■ Given information ■
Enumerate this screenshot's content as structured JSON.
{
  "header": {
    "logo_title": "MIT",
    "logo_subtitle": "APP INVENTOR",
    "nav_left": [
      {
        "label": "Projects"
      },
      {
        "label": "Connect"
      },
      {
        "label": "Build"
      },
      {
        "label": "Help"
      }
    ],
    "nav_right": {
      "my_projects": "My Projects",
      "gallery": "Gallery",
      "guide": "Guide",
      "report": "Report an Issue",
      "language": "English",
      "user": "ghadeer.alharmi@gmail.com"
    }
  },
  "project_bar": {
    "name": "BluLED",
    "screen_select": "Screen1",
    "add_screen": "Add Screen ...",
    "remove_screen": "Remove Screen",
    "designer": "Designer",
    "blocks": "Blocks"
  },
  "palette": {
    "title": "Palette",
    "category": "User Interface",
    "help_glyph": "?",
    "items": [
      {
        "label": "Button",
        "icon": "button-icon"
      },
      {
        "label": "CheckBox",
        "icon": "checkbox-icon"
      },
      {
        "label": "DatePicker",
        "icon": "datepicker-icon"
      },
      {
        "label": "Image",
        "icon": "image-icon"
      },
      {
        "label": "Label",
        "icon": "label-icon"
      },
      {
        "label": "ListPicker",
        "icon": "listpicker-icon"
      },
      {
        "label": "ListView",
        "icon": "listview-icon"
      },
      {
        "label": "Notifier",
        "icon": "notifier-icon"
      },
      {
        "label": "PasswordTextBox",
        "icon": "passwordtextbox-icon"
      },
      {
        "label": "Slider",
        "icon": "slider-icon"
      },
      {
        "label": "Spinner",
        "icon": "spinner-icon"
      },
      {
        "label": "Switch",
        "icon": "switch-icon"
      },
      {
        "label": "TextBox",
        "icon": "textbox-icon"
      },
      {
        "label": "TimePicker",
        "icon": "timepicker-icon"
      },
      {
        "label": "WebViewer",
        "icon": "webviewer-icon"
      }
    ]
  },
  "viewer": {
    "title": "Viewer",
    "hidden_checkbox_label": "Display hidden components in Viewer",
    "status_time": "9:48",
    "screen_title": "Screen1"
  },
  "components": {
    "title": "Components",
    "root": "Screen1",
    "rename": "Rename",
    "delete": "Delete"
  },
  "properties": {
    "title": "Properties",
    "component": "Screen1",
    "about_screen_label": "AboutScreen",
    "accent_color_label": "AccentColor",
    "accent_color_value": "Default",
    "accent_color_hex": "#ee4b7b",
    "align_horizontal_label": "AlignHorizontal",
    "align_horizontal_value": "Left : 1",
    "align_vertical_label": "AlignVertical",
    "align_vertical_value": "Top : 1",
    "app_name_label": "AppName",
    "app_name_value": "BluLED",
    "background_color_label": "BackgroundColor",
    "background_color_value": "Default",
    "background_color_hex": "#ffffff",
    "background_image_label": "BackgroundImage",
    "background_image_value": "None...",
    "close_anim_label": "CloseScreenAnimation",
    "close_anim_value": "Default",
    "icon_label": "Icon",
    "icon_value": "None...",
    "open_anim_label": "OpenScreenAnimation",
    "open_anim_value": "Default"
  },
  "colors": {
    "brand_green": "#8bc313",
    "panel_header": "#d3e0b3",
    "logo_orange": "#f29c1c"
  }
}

■ Task details ■
Using the records above, list each line that includes "Default".

■ Reply ■
    "accent_color_value": "Default",
    "background_color_value": "Default",
    "close_anim_value": "Default",
    "open_anim_value": "Default"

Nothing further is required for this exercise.